--- THE PROBLEM ---
Check every line of the entries below for the word "ابوالقاسم", and copy the ones that have it.

(Stored items)
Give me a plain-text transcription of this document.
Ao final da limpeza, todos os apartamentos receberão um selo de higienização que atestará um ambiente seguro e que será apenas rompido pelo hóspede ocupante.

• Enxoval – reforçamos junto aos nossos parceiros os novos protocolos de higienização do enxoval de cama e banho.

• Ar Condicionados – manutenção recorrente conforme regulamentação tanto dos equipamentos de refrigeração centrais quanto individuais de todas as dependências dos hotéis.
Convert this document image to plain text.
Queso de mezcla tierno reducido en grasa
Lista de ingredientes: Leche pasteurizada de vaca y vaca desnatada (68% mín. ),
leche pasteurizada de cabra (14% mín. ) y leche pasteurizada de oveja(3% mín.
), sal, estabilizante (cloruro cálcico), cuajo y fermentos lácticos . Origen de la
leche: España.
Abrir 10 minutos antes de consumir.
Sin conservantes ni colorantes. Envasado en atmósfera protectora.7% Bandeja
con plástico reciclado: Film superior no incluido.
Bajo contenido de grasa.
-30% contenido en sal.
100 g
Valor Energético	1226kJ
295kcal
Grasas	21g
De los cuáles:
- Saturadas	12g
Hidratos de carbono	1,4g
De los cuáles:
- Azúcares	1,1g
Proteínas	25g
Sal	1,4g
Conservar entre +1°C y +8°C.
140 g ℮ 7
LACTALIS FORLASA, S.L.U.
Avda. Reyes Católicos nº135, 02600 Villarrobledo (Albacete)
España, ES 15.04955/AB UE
...
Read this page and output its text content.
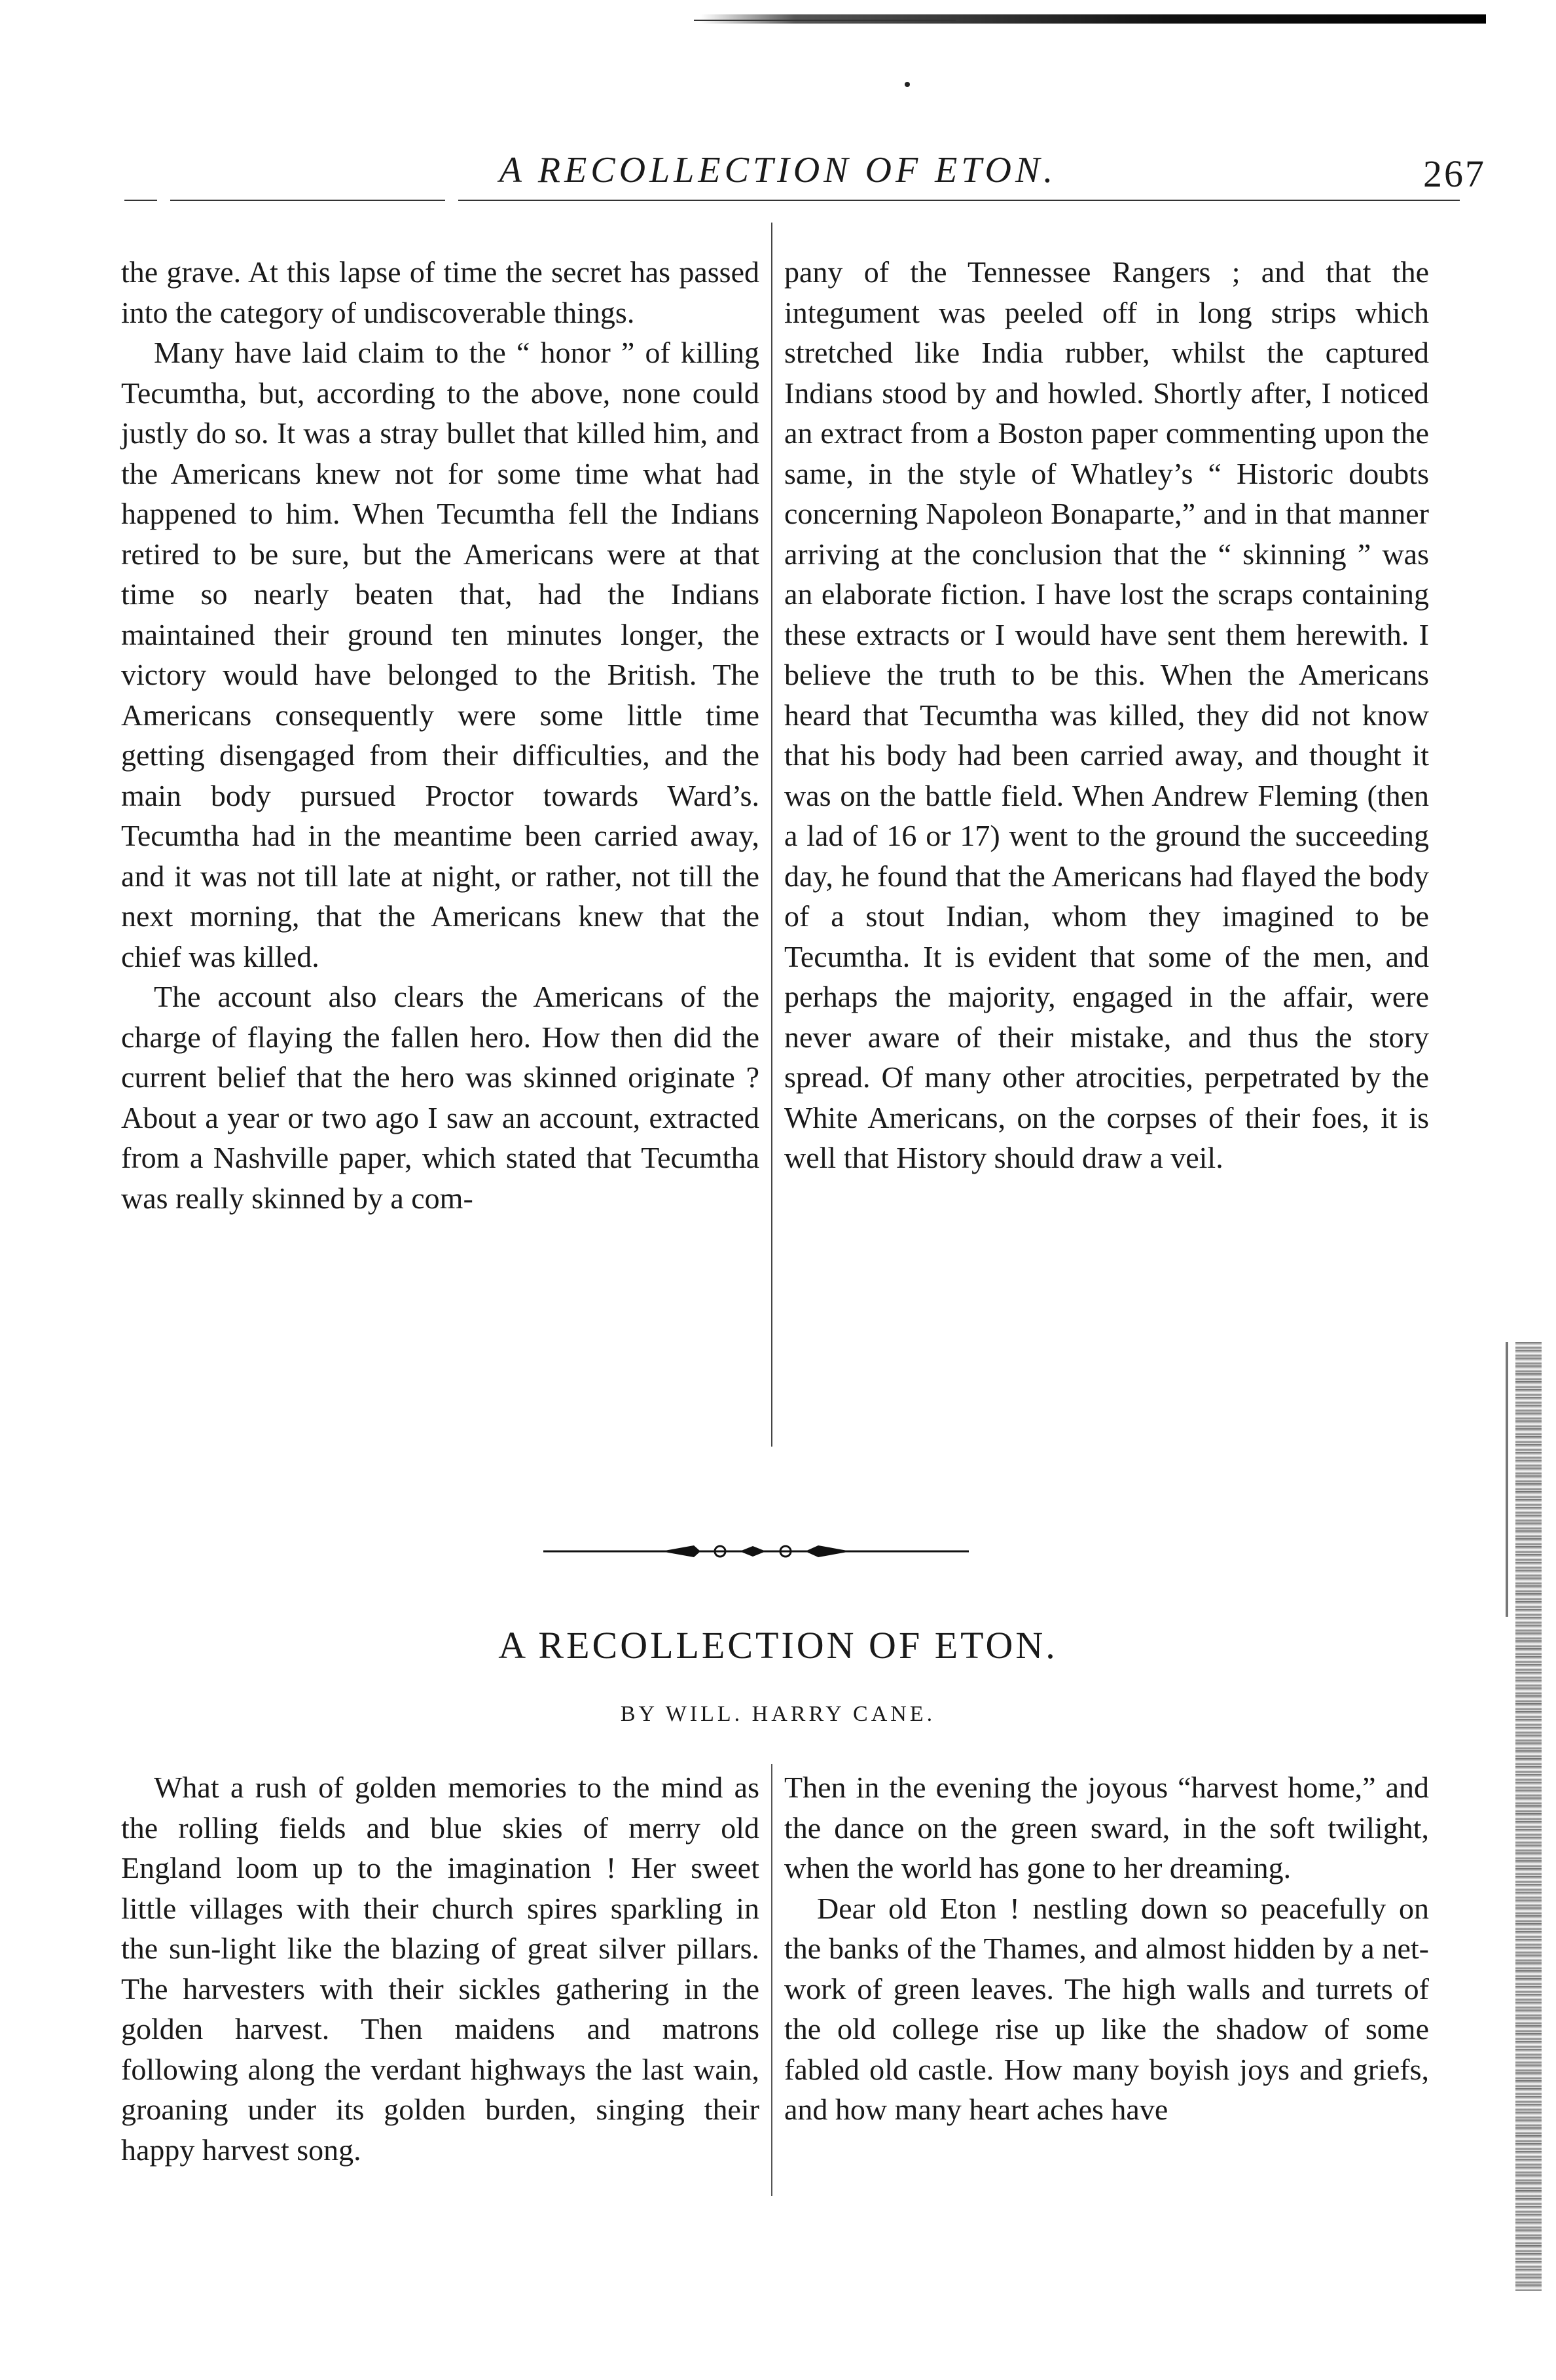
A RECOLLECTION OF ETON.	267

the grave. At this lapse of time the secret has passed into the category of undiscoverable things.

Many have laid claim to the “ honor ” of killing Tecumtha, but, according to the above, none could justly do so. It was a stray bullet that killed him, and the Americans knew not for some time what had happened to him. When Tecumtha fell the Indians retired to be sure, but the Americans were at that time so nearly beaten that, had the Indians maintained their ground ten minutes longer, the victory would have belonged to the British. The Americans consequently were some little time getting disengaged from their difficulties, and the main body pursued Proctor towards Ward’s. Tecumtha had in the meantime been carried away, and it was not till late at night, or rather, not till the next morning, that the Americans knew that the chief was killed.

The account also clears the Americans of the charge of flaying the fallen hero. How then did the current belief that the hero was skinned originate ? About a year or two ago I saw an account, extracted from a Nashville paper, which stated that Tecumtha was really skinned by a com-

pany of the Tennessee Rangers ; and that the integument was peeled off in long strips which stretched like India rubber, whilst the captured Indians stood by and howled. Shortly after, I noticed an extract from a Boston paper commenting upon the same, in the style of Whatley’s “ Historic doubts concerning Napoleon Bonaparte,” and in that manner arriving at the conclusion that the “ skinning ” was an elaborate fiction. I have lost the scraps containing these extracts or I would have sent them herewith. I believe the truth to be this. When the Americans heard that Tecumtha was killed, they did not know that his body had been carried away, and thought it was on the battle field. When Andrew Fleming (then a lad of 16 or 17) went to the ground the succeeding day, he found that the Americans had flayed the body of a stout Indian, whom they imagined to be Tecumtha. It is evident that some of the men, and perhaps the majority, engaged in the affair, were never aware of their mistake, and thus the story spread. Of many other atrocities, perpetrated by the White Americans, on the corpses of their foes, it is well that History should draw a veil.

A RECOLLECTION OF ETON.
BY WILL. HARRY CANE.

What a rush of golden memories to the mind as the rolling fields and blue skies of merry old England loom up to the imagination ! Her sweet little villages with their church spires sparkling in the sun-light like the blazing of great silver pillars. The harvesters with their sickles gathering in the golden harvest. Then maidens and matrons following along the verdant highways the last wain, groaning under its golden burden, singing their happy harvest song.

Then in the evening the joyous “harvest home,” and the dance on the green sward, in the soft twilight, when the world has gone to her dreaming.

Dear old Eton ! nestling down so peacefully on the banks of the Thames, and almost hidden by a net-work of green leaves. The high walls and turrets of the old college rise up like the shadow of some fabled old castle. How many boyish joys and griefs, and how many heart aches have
* * *
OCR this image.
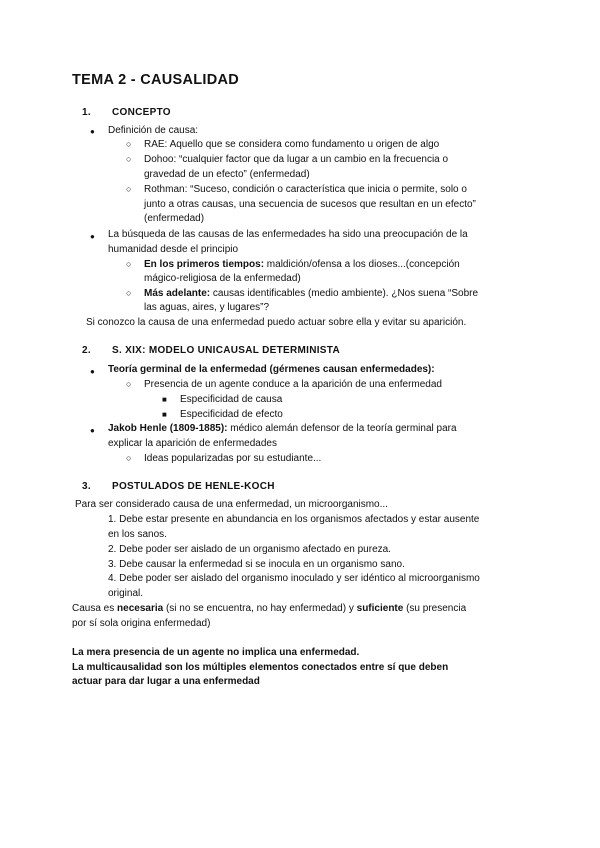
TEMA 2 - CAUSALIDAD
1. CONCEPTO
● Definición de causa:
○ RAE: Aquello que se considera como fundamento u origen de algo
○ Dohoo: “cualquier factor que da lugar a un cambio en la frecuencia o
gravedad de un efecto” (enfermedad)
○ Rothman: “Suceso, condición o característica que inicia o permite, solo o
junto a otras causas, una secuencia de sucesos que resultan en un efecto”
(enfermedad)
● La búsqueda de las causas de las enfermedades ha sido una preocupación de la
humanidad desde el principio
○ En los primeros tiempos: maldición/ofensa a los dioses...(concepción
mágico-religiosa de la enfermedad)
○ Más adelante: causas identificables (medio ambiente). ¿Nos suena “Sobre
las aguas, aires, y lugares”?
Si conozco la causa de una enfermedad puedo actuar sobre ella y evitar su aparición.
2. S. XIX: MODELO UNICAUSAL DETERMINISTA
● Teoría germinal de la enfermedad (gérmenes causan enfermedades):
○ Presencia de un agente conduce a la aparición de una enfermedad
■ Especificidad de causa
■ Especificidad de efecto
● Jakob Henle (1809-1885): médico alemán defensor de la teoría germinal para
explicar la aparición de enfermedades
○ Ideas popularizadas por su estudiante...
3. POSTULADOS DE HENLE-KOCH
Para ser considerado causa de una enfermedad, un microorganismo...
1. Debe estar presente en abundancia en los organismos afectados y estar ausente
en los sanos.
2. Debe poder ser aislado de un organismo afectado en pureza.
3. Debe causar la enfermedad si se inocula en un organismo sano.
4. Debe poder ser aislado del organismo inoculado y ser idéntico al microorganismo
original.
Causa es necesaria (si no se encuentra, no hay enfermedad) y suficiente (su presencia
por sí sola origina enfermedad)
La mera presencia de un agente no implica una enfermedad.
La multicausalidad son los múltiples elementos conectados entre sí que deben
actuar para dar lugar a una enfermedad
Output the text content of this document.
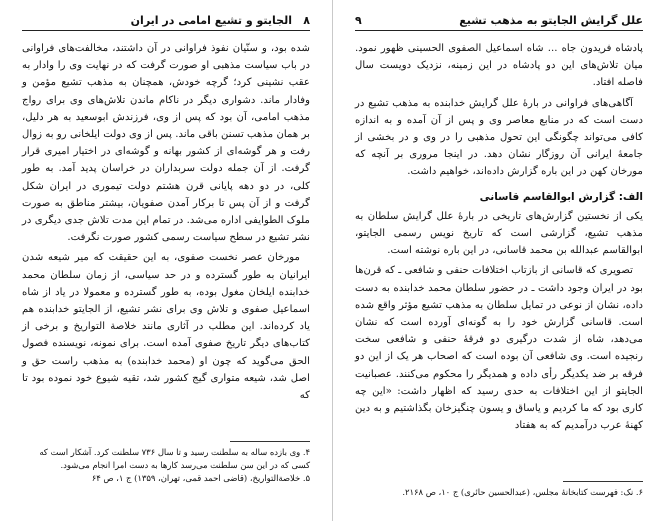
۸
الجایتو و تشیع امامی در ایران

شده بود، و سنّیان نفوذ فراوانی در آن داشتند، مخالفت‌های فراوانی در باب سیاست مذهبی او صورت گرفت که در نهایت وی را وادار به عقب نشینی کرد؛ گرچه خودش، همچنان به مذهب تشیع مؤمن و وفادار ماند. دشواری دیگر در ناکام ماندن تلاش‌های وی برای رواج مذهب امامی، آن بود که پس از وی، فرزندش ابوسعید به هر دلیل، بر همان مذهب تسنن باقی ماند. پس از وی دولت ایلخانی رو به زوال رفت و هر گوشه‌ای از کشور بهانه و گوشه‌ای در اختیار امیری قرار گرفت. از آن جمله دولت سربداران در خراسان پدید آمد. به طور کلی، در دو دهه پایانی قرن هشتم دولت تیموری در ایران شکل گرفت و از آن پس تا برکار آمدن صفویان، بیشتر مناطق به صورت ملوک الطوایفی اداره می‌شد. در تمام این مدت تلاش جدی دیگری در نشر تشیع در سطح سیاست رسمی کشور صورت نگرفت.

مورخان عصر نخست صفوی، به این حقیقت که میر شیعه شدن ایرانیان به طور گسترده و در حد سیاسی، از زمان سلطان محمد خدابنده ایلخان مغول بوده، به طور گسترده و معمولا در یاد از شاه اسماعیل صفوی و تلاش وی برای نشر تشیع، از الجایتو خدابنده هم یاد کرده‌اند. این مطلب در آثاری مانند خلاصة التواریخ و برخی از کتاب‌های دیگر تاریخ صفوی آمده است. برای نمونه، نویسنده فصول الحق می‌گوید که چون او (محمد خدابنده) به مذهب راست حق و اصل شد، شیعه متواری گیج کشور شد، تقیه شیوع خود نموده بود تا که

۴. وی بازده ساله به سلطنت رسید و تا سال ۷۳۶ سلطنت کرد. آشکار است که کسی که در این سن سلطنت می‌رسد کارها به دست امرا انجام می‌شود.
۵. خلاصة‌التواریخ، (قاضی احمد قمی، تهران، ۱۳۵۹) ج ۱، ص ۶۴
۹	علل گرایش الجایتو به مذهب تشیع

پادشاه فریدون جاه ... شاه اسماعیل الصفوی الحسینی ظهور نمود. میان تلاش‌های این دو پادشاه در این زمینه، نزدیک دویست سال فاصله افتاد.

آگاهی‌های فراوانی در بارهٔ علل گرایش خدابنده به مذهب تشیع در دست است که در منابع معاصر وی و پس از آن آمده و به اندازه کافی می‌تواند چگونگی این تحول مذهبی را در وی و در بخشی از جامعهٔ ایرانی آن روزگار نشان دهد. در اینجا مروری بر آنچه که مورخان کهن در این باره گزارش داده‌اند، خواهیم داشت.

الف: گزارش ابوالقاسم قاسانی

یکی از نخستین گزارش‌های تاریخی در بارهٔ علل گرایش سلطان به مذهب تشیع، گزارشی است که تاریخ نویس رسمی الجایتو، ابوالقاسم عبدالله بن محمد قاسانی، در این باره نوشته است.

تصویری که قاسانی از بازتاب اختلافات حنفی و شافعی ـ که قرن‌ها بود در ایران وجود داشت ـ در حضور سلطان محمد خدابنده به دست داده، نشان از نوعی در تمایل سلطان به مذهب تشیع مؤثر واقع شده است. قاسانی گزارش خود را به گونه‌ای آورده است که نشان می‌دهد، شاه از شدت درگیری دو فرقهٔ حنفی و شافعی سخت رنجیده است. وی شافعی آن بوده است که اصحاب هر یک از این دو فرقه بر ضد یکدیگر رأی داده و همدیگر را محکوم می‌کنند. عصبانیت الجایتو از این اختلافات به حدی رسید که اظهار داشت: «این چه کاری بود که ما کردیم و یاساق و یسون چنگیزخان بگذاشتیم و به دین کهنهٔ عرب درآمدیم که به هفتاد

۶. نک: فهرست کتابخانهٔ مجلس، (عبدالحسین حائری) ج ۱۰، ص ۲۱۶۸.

--- FULL ANSWER ---
الف: گزارش ابوالقاسم قاسانی
یکی از نخستین گزارش‌های تاریخی در بارهٔ علل گرایش سلطان به مذهب تشیع، گزارشی است که تاریخ نویس رسمی الجایتو، ابوالقاسم عبدالله بن محمد قاسانی، در این باره نوشته است.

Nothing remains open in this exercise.